1990 concert tour by David Bowie

The Sound+Vision Tour was a 1990 concert tour by the English musician David Bowie that was billed as a greatest hits tour in which Bowie would retire his back catalogue of hit songs from live performance. The tour opened at the Colisée de Québec in Quebec City, Canada on 4 March 1990 before reaching its conclusion at the River Plate Stadium in Buenos Aires, Argentina on 29 September 1990, spanning five continents in seven months. The concert tour surpassed Bowie's previous Serious Moonlight (1983) and Glass Spider (1987) tours' statistics by visiting 27 countries with 108 performances.

==Tour history==
Bowie's previous Glass Spider Tour and two most recent albums (Tonight (1984) and Never Let Me Down (1987)) had all been critically dismissed, and Bowie was looking for a way to rejuvenate himself artistically. To this end, Bowie wanted to avoid having to play his old hits live forever, and used the release of the Sound + Vision box set as the impetus for a tour, despite having no new material recorded. Bowie took a break from his band Tin Machine for "Sound+Vision", telling the band he was contractually obligated to do the tour. He invited fellow Tin Machine guitarist Reeves Gabrels to tour with him, but Gabrels declined, and instead suggested Adrian Belew, with whom both Gabrels and Bowie had worked previously. Gabrels called Belew and said “'I have this friend who is going on tour, and he needs a guitar player. He asked me and I can’t do it, but I thought you might want to do it,' and I put David on the phone."

YOUR TASKS:
**1)** Answer these questions from the passage on the Sound+Vision Tour:
(a) At what venue and on what date did the tour open?
(b) How many countries did the tour visit, and how many performances did it give?
(c) Whom did Reeves Gabrels suggest in his place?
**2)** List every concert tour named in the passage on the Sound+Vision Tour.
**3)** Write out the part of the Sound+Vision Tour passage between "1990 concert tour by David" and "with 108 performances.", inclusive.

DATASET ENTRIES:

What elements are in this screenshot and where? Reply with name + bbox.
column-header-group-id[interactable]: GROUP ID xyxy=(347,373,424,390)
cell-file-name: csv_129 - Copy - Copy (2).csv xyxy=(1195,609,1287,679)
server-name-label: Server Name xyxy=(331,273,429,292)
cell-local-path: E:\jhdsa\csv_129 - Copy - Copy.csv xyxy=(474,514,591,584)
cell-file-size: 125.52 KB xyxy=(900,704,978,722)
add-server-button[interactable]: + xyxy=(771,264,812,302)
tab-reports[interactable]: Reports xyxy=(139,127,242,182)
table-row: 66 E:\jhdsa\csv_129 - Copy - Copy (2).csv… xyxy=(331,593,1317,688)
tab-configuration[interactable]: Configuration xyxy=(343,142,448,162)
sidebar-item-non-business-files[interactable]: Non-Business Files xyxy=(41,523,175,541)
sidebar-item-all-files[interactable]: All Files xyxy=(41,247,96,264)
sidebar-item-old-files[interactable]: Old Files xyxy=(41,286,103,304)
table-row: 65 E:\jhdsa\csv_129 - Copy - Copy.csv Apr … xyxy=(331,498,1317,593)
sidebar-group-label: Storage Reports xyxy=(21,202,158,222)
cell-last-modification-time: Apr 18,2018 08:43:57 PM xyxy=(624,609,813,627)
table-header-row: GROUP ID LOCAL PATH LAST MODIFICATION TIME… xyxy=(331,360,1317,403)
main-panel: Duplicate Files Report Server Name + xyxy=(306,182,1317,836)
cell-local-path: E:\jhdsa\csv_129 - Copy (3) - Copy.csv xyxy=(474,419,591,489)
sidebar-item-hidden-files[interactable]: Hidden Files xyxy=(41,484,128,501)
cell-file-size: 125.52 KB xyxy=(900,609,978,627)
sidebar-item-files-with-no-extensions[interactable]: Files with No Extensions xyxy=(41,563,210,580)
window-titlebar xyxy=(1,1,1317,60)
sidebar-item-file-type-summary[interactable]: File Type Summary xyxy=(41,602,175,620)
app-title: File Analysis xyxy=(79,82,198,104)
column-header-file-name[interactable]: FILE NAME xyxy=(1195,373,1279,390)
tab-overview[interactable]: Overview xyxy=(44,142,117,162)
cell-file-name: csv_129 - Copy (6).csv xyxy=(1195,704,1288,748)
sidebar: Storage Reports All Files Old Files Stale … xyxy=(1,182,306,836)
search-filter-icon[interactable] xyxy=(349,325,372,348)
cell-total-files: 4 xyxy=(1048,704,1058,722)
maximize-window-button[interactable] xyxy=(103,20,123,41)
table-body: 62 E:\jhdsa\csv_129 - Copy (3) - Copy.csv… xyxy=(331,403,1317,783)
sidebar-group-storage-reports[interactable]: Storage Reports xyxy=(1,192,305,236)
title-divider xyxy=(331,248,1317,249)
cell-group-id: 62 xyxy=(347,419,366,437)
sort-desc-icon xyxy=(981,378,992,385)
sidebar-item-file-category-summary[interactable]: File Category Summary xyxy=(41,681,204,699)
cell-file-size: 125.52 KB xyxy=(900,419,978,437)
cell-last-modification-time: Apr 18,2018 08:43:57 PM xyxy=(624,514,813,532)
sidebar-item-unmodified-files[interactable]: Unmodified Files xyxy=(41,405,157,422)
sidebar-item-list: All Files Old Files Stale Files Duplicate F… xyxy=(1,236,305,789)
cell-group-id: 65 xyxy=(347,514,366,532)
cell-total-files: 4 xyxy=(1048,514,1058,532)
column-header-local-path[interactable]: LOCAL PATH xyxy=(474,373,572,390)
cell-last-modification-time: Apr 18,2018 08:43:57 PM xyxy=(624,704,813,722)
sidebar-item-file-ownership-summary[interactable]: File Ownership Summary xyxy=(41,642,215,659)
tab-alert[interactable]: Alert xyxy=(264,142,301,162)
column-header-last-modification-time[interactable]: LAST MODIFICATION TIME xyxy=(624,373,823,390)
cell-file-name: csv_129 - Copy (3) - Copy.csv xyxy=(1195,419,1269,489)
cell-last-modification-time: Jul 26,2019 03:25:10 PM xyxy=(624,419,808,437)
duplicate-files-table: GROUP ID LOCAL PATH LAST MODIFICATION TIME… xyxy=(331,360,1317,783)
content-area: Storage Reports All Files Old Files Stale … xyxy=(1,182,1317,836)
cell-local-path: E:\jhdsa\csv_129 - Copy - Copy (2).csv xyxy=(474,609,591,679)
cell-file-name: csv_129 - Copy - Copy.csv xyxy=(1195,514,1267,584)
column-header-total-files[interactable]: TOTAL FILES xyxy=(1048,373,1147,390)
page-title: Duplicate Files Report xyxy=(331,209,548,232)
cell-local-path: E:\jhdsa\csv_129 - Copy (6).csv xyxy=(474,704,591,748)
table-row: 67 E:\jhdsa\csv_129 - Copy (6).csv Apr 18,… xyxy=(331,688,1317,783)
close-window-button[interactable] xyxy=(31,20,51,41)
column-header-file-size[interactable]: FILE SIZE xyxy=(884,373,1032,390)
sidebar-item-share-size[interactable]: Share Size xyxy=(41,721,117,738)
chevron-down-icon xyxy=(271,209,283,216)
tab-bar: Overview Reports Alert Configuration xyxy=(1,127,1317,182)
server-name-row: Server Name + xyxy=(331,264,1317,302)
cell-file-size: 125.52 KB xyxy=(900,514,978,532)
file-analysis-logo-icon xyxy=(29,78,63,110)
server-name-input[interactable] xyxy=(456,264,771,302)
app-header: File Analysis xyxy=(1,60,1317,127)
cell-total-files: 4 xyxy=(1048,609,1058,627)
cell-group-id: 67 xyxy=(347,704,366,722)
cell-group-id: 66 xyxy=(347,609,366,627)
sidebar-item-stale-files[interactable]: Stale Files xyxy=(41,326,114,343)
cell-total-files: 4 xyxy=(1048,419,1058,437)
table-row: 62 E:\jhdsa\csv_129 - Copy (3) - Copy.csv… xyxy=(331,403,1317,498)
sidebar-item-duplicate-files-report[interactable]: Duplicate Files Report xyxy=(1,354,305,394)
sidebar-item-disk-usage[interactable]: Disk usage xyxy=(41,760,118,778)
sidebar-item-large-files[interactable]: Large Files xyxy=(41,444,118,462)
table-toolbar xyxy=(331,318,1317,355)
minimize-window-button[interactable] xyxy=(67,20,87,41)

ANSWERS FOR THE EXERCISE:
**1)**
(a) The Colisée de Québec in Quebec City, Canada, on 4 March 1990.
(b) 27 countries and 108 performances.
(c) Adrian Belew.

**2)**
Sound+Vision Tour
Serious Moonlight (1983)
Glass Spider (1987)

**3)**
1990 concert tour by David Bowie

The Sound+Vision Tour was a 1990 concert tour by the English musician David Bowie that was billed as a greatest hits tour in which Bowie would retire his back catalogue of hit songs from live performance. The tour opened at the Colisée de Québec in Quebec City, Canada on 4 March 1990 before reaching its conclusion at the River Plate Stadium in Buenos Aires, Argentina on 29 September 1990, spanning five continents in seven months. The concert tour surpassed Bowie's previous Serious Moonlight (1983) and Glass Spider (1987) tours' statistics by visiting 27 countries with 108 performances.